* _EXCERPT TO READ_

OLI SCARFF/AFP/Getty Images

This week, a friend of mine suggested we sacrifice our Tuesday night watching the Champions League and tune into the latest Brexit farrago instead. One might think that for a political commentator, following the ongoing drama would be more exciting than Juventus’s Ronaldo-inspired comeback against Atletico Madrid. But my heart sank at the proposal, and it took a little while to identify why.

Analysing my sense of horror at what I was watching on the news, I realised that, the total chaos notwithstanding, it was the ongoing lies of the Brexiteers that were making me feel this way. It’s not just the leftover stench from the campaign promises in 2016. The lies and hypocrisies continue to this day. And I do not say that lightly.

The Leave campaign was largely premised on the idea that a deal with the EU would be achieved and benefit the UK. It was never seriously countenanced that we’d leave without one. Yes, I’m sure you will be able to find some anonymous Brextremist backbencher telling an empty hall about how good no deal will be, but it cannot seriously be claimed that it was on the ballot paper. Yet now many of the Brexiteers are pretending that No Deal is not only acceptable, but the only option that is really desirable.

* _ENTRIES SHOWN_
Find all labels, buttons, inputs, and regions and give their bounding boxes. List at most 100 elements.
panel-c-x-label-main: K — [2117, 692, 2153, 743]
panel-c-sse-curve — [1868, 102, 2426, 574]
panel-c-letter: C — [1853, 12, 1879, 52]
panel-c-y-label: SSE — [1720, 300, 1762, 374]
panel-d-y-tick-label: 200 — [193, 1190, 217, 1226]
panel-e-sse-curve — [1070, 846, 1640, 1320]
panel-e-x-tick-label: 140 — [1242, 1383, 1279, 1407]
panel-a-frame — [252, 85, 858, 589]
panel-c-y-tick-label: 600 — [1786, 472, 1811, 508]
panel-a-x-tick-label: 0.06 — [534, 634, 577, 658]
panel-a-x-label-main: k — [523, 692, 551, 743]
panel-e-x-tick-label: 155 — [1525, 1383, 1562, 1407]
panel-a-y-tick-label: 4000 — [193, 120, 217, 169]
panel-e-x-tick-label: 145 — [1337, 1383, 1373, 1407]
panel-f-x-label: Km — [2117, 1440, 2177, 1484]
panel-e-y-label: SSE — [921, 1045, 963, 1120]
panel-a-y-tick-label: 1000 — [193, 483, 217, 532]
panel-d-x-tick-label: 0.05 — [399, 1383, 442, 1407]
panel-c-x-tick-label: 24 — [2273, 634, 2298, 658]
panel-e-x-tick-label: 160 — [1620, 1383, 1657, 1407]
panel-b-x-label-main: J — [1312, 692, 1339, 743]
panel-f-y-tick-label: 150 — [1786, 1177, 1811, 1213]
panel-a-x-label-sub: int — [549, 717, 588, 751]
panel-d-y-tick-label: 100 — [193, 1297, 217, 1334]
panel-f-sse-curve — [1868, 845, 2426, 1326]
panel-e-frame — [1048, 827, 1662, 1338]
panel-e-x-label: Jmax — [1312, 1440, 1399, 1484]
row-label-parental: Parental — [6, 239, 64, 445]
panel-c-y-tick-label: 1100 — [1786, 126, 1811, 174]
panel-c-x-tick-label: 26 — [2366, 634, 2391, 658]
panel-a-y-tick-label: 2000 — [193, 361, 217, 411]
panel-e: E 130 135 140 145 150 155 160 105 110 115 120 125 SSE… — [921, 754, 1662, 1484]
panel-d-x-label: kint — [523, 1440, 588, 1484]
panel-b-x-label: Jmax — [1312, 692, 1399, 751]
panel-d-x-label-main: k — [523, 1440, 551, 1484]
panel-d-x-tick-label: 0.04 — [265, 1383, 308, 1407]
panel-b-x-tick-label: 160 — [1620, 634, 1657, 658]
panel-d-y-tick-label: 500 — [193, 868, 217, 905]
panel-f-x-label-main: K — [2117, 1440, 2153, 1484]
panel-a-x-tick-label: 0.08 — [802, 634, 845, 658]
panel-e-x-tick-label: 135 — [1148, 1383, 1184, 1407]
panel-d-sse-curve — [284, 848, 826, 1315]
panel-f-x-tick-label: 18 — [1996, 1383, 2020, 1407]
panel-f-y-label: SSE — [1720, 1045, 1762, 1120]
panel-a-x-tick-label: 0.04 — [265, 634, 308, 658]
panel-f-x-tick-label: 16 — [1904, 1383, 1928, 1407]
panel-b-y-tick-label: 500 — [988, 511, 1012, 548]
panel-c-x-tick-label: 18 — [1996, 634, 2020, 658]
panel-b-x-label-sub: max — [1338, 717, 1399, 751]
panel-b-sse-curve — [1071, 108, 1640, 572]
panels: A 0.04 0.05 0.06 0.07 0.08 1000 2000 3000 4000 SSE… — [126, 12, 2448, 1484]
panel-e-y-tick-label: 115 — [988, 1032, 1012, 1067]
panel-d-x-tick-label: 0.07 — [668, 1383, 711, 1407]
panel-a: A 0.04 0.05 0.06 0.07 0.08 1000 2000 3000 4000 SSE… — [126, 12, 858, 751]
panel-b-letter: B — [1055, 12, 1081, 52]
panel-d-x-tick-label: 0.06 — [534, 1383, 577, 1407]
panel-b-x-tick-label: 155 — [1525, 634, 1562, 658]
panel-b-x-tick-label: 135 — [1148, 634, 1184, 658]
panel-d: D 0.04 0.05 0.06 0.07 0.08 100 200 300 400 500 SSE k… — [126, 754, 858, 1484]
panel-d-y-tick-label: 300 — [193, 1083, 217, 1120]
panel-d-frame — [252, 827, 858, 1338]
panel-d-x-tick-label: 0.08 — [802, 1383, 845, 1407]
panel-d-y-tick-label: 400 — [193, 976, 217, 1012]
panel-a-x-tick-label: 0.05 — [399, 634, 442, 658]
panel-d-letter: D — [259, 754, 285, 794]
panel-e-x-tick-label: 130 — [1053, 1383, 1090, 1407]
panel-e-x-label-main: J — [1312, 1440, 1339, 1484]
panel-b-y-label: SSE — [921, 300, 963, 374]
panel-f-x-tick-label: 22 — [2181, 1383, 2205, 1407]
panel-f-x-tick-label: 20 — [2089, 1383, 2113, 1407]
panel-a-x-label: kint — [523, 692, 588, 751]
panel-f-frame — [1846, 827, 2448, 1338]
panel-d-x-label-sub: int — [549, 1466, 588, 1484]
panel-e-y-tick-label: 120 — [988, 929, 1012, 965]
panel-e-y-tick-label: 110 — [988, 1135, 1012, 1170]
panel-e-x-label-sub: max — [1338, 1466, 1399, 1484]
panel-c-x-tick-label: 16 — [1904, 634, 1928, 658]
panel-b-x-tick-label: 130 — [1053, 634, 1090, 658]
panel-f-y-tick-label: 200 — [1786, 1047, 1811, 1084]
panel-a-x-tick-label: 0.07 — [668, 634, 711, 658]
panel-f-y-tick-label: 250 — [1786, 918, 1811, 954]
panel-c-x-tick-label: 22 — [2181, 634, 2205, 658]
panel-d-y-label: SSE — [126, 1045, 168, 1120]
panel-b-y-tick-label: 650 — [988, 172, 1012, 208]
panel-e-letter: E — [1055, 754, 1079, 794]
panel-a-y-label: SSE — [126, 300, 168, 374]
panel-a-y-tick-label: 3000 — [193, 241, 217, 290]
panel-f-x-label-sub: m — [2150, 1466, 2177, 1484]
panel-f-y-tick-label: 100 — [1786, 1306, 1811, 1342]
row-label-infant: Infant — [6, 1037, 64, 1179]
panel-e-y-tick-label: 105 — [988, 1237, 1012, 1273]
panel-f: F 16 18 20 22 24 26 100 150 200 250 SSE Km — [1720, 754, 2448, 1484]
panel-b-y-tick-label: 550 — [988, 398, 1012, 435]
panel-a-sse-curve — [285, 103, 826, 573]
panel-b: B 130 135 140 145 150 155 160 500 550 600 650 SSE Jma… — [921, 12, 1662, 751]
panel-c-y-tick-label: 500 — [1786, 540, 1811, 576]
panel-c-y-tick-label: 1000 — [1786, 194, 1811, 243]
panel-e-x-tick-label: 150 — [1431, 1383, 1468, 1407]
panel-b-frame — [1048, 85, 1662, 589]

* _TASKS_
A - For each statement below, say whether it agrees with the Brexit commentary, answering yes or no and quoting the words of the commentary that decide it.
(i) The writer's friend proposed following Brexit news rather than the Champions League on a Tuesday night.
(ii) The writer holds that leaving without a deal was on the ballot paper.
(iii) The writer traces the sense of horror chiefly to the chaos rather than to anything else.
B - Reproduce the entries, everything from their first line down to the line containing "panel-a-y-tick-label: 4000 —", including both ends.
The Brexit commentary and the entries are unrelated material.

* _EXERCISE RESPONSES_
A -
(i) Yes: "a friend of mine suggested we sacrifice our Tuesday night watching the Champions League and tune into the latest Brexit farrago instead."
(ii) No: "it cannot seriously be claimed that it was on the ballot paper."
(iii) No: "the total chaos notwithstanding, it was the ongoing lies of the Brexiteers that were making me feel this way."

B -
Find all labels, buttons, inputs, and regions and give their bounding boxes. List at most 100 elements.
panel-c-x-label-main: K — [2117, 692, 2153, 743]
panel-c-sse-curve — [1868, 102, 2426, 574]
panel-c-letter: C — [1853, 12, 1879, 52]
panel-c-y-label: SSE — [1720, 300, 1762, 374]
panel-d-y-tick-label: 200 — [193, 1190, 217, 1226]
panel-e-sse-curve — [1070, 846, 1640, 1320]
panel-e-x-tick-label: 140 — [1242, 1383, 1279, 1407]
panel-a-frame — [252, 85, 858, 589]
panel-c-y-tick-label: 600 — [1786, 472, 1811, 508]
panel-a-x-tick-label: 0.06 — [534, 634, 577, 658]
panel-a-x-label-main: k — [523, 692, 551, 743]
panel-e-x-tick-label: 155 — [1525, 1383, 1562, 1407]
panel-a-y-tick-label: 4000 — [193, 120, 217, 169]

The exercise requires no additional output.